*Exercise requirements*
Select each line where the word "LARDAU" appears.

========================================

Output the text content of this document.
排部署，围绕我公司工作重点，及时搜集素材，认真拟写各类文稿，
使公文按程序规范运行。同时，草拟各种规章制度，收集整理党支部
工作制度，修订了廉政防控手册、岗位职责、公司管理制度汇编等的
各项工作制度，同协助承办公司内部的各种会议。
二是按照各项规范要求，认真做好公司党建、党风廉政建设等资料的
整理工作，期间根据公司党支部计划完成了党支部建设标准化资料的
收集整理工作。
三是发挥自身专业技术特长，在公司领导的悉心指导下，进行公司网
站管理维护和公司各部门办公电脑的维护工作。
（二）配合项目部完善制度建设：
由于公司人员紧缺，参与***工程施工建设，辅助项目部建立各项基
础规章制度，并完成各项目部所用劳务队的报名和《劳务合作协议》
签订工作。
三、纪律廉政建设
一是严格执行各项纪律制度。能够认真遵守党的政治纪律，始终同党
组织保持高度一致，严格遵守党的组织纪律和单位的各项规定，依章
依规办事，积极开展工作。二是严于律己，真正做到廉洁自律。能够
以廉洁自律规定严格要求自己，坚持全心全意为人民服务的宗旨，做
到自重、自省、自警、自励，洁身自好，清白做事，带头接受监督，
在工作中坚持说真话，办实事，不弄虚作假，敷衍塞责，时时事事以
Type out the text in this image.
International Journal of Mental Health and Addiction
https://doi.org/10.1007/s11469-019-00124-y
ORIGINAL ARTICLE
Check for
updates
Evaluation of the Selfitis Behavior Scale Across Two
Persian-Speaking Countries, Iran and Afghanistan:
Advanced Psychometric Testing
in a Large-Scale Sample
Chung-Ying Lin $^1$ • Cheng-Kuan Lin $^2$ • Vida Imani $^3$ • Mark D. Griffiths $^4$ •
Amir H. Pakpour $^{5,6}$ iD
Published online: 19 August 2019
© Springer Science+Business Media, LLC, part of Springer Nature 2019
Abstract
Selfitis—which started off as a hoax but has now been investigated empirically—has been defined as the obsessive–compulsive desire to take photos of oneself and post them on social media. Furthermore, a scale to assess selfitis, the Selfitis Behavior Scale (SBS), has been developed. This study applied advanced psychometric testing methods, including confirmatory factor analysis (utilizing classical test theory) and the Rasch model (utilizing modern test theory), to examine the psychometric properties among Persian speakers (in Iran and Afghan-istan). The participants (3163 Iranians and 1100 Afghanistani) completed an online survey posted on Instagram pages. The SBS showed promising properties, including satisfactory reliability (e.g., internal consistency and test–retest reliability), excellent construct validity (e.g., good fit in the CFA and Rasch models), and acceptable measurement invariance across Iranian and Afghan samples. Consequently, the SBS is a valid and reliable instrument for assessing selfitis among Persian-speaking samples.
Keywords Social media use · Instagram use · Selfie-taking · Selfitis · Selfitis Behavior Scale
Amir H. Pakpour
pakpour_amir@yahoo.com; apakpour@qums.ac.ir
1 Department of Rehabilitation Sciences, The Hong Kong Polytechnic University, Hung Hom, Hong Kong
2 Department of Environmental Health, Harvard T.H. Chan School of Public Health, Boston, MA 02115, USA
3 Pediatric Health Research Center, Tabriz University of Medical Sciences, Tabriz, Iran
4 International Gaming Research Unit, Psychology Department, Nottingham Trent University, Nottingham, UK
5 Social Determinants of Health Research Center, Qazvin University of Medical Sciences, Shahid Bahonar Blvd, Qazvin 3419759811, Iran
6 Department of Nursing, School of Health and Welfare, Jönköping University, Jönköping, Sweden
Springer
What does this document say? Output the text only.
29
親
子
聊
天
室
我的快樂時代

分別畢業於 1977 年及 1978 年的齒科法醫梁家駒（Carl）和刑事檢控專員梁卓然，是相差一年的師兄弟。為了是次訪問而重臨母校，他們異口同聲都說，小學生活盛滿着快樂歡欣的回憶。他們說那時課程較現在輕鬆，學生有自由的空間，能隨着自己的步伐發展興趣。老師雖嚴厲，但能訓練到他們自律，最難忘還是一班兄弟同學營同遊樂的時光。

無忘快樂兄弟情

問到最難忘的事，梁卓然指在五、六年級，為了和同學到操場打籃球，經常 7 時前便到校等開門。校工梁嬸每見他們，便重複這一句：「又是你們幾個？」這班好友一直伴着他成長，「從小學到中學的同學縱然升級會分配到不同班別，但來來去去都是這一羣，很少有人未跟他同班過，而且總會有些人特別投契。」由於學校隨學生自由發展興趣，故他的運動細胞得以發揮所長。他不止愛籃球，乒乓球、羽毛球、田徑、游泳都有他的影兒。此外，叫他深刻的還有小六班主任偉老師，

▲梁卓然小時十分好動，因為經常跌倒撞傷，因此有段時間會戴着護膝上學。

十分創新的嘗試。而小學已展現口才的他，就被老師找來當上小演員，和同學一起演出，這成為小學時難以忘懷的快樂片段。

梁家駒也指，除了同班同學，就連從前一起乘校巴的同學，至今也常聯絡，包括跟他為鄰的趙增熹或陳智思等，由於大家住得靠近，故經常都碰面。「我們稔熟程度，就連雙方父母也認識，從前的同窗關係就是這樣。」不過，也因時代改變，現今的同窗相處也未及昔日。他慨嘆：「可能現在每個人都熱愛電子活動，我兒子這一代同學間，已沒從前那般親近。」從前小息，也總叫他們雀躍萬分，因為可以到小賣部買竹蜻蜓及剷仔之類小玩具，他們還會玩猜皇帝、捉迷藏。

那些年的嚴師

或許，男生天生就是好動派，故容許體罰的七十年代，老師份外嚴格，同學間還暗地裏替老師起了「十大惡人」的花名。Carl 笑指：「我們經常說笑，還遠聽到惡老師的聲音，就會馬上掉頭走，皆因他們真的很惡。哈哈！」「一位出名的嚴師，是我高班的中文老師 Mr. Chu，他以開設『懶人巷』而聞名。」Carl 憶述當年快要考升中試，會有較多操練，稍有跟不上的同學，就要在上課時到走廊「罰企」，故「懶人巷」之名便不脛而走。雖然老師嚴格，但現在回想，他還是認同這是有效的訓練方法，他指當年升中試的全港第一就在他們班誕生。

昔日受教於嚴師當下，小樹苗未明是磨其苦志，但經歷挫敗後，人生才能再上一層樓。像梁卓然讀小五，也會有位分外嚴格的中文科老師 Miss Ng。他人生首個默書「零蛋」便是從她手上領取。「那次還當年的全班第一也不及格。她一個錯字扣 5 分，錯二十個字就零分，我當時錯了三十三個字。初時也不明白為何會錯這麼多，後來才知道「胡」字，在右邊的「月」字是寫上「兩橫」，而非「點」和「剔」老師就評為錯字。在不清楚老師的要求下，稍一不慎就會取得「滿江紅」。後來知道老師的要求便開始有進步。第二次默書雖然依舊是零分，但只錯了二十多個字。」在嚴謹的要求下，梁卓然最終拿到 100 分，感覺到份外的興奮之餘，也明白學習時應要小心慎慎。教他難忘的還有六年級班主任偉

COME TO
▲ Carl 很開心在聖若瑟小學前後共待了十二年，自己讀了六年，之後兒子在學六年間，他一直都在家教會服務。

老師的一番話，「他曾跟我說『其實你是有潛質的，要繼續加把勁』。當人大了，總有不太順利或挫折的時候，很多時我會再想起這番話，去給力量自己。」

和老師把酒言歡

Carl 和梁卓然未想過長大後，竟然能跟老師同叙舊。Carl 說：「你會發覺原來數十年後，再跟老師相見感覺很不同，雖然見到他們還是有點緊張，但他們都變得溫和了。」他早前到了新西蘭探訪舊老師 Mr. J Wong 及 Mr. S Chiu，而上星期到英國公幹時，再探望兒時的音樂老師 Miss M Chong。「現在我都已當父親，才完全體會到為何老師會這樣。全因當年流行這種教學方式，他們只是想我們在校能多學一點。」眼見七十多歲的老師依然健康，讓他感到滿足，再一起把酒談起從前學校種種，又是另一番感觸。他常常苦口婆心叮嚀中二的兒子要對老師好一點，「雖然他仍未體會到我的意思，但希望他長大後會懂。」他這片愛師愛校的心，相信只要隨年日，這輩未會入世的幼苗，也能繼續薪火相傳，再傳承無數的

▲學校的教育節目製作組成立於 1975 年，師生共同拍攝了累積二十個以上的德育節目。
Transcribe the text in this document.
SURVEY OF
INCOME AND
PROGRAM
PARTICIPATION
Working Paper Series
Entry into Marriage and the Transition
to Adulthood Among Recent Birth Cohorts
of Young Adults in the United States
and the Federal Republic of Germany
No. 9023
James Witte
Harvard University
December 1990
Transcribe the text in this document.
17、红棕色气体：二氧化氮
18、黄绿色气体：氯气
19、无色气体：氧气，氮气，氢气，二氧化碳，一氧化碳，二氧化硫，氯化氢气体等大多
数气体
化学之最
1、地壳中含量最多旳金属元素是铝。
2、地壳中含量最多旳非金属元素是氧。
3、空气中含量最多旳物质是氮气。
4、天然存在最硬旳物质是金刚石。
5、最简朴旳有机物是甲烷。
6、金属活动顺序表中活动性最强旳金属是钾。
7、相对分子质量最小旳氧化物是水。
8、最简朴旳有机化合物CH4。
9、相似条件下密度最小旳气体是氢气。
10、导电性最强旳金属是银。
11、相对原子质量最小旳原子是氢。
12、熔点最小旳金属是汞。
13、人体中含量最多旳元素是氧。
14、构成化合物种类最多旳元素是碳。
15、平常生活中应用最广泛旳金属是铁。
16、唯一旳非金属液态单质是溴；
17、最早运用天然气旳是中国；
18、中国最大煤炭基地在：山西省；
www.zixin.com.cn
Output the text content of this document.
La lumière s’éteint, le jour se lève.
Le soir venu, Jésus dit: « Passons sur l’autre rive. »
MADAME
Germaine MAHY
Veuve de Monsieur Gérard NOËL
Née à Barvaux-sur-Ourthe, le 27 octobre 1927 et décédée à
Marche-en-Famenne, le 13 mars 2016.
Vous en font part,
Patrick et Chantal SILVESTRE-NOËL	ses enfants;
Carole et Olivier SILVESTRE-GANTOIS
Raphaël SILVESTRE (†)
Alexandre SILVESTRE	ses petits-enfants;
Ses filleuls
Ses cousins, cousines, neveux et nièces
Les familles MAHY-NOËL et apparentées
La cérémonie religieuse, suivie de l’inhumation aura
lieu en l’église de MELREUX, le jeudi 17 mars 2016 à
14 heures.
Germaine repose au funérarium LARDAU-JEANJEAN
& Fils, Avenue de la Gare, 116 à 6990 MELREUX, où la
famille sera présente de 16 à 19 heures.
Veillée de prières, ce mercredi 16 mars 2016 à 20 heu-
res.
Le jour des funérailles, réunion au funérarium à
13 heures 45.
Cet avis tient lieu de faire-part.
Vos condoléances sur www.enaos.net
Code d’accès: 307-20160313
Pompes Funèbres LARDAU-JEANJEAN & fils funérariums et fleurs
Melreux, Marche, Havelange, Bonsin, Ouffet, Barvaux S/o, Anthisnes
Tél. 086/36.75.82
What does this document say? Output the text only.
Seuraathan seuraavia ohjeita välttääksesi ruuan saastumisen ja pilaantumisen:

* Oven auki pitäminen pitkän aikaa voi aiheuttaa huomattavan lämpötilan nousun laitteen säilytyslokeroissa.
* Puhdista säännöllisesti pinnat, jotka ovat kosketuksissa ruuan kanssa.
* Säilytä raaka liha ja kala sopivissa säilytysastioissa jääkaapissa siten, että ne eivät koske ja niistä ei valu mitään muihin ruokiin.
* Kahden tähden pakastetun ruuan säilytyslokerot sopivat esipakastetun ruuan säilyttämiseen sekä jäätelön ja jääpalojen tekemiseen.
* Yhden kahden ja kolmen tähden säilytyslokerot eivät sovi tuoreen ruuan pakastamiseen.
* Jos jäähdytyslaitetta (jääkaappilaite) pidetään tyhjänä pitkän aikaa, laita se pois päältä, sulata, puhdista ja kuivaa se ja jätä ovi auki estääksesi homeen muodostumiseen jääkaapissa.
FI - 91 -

========================================

*Exercise answer*
Germaine repose au funérarium LARDAU-JEANJEAN
Pompes Funèbres LARDAU-JEANJEAN & fils funérariums et fleurs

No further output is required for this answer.